## Work instructions
Go through the listing and return every line with "document" in it.

## Exercise material
####################

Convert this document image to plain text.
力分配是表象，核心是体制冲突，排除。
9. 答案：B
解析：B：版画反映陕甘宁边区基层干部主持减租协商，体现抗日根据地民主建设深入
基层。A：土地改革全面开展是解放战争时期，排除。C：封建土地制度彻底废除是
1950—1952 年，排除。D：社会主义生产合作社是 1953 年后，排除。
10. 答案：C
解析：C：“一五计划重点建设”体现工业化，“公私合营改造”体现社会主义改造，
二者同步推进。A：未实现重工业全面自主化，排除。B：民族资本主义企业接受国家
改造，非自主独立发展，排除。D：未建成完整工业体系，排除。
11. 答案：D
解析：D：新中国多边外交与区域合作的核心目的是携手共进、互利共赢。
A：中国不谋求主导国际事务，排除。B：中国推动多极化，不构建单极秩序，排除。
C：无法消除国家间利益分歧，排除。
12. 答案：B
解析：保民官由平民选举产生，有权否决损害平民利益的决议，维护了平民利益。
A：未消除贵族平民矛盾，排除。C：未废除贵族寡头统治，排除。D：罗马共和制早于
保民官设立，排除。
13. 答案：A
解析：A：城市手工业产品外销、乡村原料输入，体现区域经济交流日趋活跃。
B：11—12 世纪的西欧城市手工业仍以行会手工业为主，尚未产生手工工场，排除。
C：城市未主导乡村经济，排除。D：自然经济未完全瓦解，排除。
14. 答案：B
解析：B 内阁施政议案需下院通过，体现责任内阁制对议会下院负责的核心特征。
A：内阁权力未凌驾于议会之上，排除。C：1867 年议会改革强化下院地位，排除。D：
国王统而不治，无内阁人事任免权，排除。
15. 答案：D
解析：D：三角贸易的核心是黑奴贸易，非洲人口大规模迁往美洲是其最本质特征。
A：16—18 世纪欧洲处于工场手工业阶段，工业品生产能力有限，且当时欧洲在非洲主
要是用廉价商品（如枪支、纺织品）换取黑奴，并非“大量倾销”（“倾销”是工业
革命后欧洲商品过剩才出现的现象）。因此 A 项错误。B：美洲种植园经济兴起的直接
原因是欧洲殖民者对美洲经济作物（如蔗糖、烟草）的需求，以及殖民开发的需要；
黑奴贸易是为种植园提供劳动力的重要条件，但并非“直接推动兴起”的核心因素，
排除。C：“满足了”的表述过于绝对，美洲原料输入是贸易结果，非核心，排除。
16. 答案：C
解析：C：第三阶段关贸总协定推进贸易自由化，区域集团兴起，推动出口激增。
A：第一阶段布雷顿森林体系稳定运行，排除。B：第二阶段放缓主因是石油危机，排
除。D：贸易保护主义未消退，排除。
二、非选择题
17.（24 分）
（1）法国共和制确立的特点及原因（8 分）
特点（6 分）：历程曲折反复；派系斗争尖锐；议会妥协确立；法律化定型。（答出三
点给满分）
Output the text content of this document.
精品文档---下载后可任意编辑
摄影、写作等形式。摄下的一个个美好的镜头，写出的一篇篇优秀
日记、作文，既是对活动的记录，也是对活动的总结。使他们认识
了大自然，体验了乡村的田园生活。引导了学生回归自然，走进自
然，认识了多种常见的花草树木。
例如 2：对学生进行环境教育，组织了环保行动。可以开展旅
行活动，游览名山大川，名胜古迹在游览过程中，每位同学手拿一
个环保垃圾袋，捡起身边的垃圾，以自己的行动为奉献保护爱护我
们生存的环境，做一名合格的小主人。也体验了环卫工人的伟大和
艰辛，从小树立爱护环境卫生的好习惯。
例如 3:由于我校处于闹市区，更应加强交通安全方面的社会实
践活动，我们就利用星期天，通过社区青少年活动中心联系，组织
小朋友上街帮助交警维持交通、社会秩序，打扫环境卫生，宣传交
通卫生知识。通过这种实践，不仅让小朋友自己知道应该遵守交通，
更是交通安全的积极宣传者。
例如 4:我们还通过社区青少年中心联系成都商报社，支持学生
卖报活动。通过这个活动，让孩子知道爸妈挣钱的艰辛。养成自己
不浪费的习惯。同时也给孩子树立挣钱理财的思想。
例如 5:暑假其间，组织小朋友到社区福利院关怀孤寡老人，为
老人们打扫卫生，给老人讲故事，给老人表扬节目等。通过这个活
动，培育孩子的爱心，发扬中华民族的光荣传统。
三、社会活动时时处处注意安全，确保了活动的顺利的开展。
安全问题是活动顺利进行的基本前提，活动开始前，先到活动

####################

## Task response
Convert this document image to plain text.
Output the text content of this document.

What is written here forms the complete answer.